WHAT IS ASKED: Filter the entries, keeping every line with the word "给定资料".

SOURCE DATA:
** Begin **

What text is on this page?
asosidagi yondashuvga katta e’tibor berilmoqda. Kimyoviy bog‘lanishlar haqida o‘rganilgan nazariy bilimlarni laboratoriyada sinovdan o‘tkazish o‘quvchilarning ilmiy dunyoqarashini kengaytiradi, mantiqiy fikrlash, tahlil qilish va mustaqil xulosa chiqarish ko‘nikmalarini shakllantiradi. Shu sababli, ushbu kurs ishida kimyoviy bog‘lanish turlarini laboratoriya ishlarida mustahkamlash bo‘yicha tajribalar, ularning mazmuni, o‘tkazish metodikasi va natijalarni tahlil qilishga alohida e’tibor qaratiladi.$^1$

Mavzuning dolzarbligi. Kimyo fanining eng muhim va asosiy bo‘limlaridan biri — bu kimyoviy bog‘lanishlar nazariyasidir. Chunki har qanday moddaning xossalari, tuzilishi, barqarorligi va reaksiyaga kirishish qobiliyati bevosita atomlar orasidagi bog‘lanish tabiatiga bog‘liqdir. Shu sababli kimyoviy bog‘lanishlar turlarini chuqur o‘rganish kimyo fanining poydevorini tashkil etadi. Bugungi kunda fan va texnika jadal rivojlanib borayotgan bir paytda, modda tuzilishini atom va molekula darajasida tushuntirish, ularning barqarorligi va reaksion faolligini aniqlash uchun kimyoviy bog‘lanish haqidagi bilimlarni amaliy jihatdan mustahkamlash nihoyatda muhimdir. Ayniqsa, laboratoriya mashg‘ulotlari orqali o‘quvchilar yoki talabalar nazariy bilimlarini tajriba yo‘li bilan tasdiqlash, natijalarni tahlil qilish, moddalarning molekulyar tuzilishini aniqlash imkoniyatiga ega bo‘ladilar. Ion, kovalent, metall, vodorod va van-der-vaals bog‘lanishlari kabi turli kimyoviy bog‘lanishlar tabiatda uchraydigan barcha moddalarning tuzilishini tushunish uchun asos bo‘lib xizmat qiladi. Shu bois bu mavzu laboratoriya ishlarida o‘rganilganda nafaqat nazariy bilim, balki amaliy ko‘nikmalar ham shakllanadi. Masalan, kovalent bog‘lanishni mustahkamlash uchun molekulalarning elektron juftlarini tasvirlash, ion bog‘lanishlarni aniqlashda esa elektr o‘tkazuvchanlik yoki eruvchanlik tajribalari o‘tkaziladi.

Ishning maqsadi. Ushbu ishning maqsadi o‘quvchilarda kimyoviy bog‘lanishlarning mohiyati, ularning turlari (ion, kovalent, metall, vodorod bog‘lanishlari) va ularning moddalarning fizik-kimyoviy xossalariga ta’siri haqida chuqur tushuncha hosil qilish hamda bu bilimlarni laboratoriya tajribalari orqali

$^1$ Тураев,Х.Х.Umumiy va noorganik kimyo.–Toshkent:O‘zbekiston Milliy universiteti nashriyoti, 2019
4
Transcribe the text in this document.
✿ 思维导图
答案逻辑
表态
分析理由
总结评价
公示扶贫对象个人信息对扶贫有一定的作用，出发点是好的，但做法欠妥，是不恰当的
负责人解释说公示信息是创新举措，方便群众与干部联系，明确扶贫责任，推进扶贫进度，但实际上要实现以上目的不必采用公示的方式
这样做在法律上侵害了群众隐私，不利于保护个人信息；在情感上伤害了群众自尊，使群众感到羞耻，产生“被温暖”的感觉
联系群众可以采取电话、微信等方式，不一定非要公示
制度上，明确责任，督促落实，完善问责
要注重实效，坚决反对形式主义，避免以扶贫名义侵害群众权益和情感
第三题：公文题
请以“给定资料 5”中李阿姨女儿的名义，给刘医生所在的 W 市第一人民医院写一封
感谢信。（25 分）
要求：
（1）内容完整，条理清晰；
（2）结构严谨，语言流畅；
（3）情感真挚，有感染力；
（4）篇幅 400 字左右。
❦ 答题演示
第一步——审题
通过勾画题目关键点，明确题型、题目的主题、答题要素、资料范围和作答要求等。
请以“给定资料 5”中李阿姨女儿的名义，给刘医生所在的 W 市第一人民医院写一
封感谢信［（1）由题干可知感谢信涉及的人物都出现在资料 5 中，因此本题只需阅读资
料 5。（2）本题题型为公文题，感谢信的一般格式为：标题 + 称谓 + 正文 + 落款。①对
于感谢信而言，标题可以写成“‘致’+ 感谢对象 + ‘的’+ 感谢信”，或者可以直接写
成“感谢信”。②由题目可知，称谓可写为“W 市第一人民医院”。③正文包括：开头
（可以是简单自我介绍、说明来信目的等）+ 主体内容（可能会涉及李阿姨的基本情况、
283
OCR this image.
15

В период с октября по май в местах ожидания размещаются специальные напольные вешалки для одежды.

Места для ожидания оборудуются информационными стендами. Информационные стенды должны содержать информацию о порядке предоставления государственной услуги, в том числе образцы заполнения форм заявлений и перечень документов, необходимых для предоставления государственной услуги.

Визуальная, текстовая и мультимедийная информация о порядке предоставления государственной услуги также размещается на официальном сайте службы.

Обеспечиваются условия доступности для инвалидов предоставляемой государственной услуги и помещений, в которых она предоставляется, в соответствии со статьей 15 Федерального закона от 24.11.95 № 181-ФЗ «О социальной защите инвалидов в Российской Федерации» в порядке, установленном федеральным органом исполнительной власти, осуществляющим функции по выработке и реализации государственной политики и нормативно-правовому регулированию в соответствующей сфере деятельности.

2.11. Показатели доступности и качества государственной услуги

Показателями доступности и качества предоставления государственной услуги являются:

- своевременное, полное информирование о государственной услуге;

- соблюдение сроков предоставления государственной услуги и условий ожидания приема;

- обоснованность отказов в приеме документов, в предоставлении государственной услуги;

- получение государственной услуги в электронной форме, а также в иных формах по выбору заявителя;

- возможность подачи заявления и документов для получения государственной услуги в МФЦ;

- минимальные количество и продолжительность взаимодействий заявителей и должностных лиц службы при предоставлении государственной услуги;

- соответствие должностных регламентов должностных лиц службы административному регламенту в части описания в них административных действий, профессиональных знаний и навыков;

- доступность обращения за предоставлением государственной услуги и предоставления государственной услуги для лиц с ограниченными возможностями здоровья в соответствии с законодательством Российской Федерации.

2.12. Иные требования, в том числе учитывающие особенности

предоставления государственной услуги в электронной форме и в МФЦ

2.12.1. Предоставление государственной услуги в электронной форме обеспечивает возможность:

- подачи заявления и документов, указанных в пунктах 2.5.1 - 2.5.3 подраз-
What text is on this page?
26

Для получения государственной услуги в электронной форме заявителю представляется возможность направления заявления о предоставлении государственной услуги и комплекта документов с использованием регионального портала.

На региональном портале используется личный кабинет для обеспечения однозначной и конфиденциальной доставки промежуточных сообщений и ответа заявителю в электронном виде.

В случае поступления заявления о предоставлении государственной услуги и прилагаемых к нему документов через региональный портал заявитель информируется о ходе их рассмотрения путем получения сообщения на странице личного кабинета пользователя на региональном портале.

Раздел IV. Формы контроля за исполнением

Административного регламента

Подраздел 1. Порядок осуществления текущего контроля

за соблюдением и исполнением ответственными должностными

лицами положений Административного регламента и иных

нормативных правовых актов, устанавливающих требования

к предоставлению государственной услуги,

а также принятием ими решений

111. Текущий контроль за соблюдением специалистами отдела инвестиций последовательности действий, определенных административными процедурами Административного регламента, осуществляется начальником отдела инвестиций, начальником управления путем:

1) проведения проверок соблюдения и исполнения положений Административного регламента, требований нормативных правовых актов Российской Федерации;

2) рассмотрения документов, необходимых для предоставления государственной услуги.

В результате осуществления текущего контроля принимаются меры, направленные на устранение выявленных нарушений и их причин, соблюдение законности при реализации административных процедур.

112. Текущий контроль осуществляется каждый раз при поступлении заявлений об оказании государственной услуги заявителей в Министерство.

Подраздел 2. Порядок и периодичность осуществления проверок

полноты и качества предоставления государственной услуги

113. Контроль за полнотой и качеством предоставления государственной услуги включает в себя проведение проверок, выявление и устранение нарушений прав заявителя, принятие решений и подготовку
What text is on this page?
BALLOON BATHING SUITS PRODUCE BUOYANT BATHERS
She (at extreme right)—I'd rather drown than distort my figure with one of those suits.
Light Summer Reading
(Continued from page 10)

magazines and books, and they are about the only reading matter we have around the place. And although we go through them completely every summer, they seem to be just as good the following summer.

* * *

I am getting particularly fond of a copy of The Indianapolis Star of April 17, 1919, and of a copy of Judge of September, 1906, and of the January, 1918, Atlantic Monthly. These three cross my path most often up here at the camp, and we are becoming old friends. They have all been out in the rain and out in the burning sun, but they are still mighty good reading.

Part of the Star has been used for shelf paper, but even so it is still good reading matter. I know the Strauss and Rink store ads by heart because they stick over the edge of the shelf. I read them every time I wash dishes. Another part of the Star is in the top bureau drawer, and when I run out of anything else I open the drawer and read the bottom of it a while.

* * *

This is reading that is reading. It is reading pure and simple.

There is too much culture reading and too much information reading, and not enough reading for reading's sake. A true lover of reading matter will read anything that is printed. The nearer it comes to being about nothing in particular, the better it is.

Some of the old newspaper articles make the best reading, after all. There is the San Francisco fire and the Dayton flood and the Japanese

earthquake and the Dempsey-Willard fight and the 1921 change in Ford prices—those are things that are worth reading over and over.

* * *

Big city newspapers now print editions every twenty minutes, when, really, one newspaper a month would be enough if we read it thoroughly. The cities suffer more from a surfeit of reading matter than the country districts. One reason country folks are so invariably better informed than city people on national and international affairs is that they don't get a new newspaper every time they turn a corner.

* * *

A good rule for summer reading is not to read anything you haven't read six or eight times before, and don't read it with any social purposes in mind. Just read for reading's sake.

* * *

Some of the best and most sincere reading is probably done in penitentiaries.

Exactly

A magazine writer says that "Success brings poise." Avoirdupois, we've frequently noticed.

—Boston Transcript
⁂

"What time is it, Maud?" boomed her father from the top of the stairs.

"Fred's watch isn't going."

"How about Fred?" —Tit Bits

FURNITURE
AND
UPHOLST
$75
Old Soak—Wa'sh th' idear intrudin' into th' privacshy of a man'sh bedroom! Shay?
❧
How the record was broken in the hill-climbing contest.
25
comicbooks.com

** End **

REPLY TO THE TASK:
请以“给定资料 5”中李阿姨女儿的名义，给刘医生所在的 W 市第一人民医院写一封
请以“给定资料 5”中李阿姨女儿的名义，给刘医生所在的 W 市第一人民医院写一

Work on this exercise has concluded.